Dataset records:

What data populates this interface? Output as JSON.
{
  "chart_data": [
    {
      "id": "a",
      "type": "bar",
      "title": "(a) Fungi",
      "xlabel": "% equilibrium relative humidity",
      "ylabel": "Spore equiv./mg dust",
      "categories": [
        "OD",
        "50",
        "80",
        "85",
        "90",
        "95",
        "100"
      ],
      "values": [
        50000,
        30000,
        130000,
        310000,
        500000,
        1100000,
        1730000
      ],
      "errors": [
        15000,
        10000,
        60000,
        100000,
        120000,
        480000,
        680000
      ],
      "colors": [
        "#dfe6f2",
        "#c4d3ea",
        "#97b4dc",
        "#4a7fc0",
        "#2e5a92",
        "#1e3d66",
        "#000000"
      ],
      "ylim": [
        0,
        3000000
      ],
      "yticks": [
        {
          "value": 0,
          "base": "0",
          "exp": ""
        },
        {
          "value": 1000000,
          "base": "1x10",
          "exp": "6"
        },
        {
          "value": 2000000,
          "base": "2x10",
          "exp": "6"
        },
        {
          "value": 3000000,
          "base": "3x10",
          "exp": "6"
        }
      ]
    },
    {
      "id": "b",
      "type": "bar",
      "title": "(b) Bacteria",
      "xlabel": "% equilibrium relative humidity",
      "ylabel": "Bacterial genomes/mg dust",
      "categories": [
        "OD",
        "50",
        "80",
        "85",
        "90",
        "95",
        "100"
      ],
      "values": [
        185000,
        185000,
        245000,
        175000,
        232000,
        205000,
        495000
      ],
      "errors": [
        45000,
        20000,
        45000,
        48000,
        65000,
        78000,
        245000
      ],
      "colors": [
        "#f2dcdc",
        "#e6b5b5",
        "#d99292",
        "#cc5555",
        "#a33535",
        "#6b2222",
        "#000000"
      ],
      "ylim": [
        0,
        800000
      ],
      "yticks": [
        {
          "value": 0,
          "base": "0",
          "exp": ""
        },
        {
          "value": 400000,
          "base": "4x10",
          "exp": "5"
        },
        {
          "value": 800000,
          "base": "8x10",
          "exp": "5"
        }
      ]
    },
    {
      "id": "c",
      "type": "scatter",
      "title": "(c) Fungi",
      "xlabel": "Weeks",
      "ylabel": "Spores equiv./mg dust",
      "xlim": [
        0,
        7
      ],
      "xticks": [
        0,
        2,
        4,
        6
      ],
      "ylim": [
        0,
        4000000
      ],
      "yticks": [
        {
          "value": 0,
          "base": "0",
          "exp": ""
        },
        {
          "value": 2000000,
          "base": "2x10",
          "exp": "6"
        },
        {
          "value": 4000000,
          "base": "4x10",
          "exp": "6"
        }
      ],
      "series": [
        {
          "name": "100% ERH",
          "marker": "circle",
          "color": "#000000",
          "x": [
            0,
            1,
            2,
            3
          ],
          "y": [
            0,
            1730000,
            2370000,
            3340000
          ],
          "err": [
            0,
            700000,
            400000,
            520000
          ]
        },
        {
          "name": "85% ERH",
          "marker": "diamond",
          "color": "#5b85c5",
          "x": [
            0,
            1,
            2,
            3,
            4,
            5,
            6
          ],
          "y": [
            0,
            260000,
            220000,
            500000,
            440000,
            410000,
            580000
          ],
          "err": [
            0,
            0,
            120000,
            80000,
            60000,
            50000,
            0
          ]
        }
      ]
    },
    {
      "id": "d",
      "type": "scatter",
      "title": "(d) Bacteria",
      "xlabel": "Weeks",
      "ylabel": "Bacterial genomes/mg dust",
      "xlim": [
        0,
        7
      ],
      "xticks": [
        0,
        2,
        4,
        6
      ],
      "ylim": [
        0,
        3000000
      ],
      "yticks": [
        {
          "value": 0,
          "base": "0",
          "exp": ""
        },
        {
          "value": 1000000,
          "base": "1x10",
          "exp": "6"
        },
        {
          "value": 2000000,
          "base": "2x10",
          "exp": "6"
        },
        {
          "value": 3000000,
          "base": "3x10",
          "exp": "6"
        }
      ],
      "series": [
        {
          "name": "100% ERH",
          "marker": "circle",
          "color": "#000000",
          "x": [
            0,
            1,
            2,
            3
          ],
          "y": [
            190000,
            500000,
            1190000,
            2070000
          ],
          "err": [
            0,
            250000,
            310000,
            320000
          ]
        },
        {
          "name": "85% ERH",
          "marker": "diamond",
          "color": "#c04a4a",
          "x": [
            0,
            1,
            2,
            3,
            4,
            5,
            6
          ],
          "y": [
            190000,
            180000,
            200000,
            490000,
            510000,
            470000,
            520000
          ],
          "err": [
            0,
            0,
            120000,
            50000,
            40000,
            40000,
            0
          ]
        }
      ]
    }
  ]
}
...
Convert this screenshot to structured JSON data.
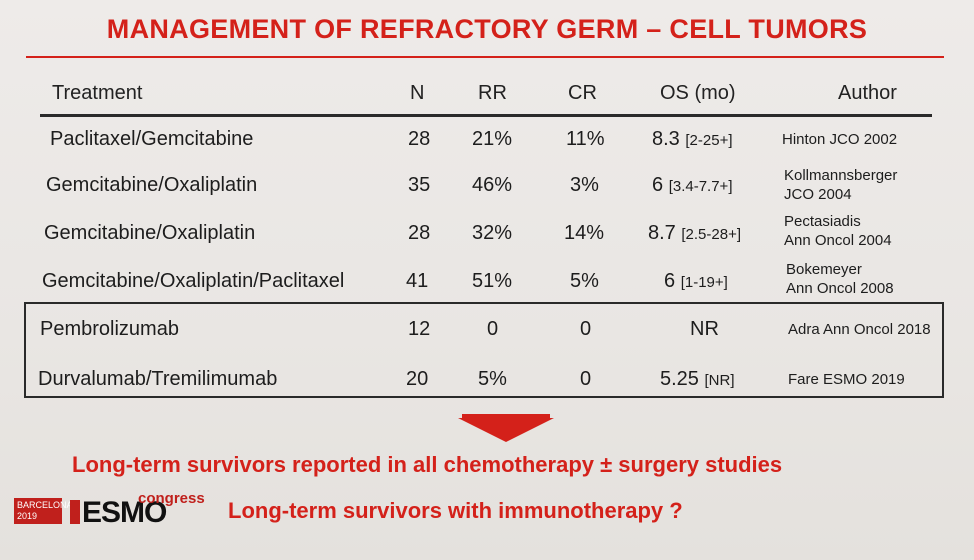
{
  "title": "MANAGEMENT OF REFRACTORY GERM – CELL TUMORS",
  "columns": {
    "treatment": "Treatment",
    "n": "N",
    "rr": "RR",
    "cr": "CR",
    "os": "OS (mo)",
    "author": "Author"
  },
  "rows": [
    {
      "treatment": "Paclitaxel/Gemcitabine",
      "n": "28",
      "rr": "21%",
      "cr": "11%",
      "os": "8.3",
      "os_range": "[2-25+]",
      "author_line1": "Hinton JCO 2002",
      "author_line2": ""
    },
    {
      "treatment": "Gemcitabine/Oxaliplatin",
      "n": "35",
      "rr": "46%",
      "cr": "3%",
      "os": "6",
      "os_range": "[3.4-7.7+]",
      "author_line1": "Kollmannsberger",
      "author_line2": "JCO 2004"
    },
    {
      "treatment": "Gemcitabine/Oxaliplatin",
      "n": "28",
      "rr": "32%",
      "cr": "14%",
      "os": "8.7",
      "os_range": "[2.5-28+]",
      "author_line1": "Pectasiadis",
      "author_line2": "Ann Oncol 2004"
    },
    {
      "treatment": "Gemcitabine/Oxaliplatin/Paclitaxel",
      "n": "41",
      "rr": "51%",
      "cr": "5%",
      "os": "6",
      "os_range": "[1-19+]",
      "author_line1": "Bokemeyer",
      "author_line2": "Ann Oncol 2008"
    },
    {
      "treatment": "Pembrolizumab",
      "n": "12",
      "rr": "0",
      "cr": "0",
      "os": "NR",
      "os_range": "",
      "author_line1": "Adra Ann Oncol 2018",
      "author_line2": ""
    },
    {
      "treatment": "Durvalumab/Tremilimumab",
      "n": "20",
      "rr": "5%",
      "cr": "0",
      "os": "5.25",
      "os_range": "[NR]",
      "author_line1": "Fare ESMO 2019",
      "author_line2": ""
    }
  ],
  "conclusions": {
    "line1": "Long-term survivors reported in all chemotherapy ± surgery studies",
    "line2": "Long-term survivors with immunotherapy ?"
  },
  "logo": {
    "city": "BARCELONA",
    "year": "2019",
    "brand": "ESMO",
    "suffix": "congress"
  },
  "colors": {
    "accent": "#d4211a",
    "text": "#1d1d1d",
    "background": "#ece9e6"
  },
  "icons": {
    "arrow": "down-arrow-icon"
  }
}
--
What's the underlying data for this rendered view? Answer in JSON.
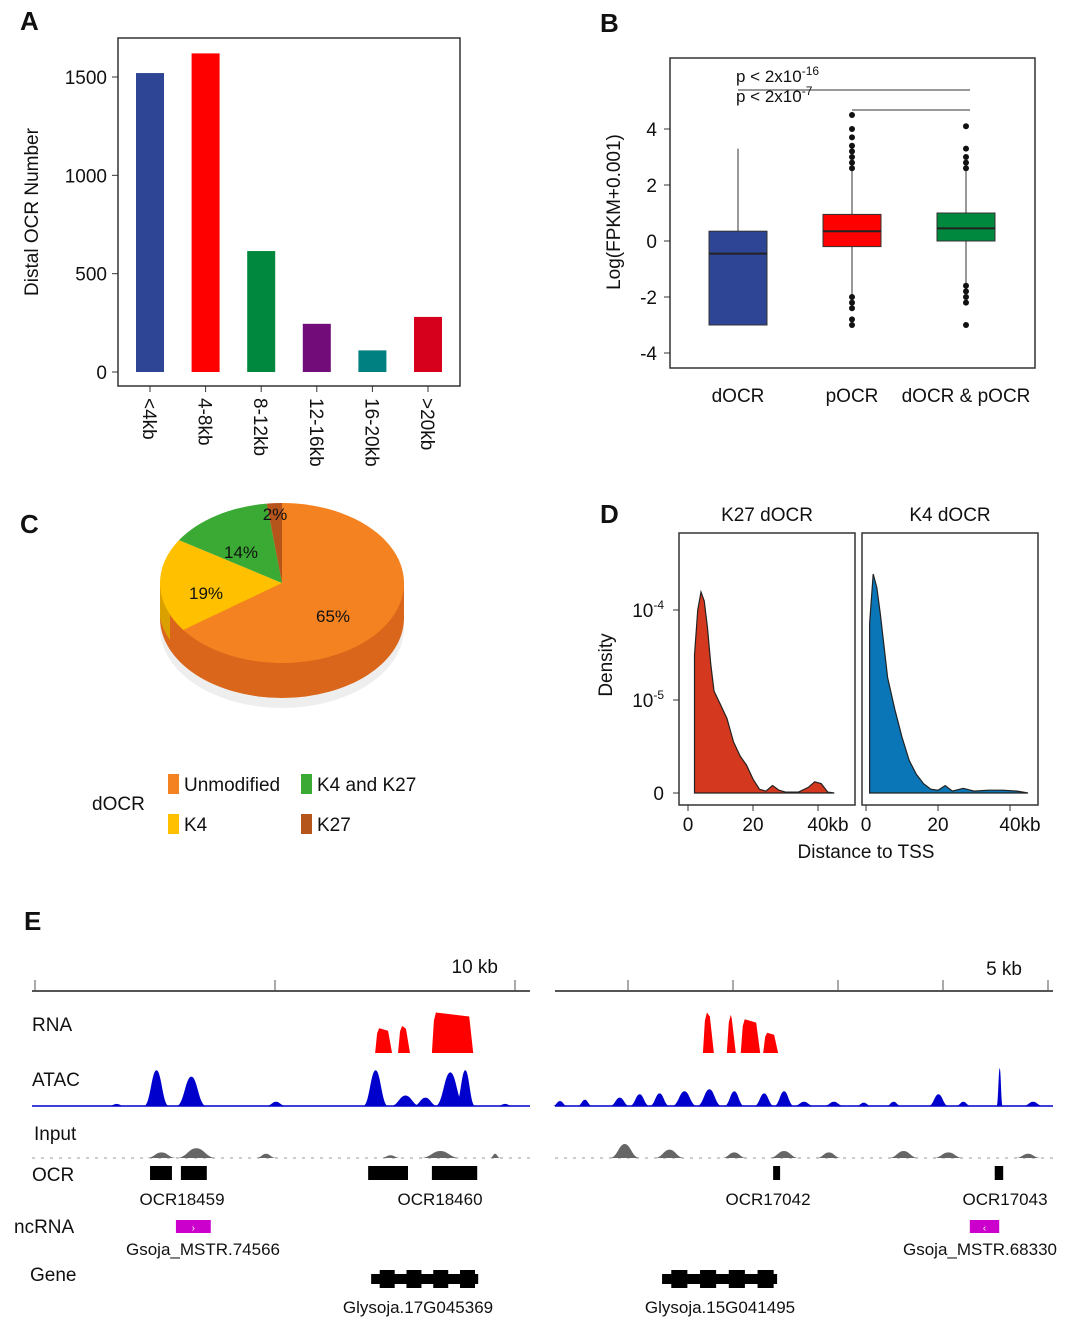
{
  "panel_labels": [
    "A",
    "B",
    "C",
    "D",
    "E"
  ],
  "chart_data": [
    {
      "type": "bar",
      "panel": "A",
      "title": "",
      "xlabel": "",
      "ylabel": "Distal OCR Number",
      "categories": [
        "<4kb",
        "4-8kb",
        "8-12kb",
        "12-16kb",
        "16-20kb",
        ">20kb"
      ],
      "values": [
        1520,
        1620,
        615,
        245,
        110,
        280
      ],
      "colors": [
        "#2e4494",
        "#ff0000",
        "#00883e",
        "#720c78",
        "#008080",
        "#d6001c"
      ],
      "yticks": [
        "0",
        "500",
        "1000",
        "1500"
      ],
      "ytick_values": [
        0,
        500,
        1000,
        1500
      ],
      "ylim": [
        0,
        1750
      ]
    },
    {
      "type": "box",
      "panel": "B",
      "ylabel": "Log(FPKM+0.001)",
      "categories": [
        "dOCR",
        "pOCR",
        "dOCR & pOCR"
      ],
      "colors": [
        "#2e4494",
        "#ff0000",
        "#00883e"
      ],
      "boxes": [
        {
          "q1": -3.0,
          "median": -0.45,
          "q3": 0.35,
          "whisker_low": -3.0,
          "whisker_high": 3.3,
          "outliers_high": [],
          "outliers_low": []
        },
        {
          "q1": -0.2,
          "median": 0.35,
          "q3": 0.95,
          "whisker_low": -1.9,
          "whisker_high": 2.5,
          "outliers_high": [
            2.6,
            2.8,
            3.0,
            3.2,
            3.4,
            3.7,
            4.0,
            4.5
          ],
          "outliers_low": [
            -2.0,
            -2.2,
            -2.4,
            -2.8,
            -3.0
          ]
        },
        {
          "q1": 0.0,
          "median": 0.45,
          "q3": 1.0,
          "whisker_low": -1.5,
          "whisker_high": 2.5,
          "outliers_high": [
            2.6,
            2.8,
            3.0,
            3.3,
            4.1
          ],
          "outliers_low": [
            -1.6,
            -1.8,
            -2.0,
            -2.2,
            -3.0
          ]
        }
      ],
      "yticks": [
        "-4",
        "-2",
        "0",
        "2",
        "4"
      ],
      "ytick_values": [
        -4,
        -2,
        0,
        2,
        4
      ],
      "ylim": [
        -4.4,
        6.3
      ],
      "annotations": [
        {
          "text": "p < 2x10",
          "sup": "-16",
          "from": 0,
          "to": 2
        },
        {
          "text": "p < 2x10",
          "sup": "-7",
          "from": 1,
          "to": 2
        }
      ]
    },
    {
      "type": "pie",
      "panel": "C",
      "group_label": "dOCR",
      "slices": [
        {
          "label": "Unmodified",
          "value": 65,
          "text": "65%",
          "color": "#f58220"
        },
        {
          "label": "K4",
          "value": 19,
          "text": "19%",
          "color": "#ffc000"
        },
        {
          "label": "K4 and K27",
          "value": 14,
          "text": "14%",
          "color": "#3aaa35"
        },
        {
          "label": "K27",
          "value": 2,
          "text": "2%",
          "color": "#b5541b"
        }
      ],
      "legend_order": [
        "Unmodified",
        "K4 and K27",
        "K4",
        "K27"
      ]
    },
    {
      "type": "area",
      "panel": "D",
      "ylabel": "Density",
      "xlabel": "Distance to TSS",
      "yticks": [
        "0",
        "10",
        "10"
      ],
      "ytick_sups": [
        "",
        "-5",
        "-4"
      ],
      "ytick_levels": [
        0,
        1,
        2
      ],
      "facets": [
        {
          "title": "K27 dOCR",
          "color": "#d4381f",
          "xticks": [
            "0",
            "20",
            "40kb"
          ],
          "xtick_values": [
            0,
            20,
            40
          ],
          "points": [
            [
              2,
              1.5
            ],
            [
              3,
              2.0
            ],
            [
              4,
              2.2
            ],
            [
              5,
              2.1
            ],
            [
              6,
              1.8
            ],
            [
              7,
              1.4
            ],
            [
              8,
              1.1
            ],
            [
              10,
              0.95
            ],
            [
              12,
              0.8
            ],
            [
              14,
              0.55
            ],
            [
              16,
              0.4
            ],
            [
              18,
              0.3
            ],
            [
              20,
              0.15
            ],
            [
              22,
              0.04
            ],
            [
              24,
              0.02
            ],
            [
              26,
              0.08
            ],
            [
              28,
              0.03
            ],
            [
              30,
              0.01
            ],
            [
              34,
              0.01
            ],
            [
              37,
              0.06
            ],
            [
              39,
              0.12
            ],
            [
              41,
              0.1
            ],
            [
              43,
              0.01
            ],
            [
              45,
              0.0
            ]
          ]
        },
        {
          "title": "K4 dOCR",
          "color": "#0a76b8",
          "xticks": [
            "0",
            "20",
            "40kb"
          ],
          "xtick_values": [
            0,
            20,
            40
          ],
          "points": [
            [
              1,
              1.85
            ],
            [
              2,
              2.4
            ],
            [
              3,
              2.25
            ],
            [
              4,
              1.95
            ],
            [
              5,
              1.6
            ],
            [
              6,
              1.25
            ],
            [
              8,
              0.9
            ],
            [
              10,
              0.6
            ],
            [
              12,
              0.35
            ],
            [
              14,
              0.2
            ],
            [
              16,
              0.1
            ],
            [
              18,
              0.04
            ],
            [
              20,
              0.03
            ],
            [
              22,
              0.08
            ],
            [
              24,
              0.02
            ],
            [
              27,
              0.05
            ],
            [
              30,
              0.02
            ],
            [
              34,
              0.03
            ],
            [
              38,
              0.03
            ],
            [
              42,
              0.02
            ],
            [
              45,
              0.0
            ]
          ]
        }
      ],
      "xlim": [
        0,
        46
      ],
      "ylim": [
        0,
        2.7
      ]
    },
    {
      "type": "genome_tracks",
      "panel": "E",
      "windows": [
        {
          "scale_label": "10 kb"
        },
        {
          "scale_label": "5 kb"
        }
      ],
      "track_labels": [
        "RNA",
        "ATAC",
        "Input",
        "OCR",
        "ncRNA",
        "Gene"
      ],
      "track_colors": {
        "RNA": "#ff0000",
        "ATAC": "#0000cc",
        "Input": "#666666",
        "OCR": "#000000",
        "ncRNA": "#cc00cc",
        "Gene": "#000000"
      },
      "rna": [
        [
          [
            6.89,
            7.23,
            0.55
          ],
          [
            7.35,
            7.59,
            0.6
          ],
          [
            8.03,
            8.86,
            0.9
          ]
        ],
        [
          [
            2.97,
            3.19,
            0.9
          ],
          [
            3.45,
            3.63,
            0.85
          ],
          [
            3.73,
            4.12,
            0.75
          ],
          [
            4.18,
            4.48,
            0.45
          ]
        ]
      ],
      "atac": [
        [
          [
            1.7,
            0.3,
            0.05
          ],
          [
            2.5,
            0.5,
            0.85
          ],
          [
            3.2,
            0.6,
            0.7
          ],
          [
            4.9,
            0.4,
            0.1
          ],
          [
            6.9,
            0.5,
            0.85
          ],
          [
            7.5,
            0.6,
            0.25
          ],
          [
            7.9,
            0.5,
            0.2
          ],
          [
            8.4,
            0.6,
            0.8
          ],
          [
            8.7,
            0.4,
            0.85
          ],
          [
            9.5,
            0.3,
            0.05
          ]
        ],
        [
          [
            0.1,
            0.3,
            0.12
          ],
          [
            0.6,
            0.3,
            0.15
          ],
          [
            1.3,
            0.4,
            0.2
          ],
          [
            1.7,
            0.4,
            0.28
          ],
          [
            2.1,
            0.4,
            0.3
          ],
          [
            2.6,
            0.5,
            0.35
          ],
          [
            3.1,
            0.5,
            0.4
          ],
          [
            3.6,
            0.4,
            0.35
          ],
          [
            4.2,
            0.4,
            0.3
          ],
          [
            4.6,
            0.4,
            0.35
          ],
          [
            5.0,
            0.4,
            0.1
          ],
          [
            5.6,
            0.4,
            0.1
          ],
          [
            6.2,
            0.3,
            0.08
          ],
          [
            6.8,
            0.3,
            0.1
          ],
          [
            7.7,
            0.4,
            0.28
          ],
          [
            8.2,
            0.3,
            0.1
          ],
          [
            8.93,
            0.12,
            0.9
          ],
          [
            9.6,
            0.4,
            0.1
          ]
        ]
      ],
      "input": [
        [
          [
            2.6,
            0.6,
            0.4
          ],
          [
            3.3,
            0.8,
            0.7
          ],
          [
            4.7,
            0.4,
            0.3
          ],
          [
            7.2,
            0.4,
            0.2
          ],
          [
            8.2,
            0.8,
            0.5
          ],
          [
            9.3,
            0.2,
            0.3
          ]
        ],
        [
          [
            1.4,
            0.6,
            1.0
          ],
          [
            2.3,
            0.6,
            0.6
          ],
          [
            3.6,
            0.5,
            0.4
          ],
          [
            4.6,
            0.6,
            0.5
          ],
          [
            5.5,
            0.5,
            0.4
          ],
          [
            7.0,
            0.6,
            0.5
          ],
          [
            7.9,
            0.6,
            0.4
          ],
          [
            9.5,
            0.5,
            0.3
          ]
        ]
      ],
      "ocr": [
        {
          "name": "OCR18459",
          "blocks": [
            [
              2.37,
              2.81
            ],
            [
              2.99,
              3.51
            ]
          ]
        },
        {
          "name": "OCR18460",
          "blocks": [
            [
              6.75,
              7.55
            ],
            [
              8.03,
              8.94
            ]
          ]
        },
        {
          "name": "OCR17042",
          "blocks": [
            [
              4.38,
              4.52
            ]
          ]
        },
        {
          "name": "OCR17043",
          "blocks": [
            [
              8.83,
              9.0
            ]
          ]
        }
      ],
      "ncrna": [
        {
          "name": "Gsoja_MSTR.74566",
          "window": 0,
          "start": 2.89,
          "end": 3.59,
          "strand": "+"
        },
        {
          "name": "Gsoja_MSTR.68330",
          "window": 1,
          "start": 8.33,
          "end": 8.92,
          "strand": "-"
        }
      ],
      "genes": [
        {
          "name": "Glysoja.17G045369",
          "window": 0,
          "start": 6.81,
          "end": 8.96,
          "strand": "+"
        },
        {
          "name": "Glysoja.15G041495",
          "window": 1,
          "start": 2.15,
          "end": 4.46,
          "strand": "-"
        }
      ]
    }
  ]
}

▶ **Description of the task**
Show me all lines in the records that contain "start".

▶ **Solved problem**
          "start": 2.89,
          "start": 8.33,
          "start": 6.81,
          "start": 2.15,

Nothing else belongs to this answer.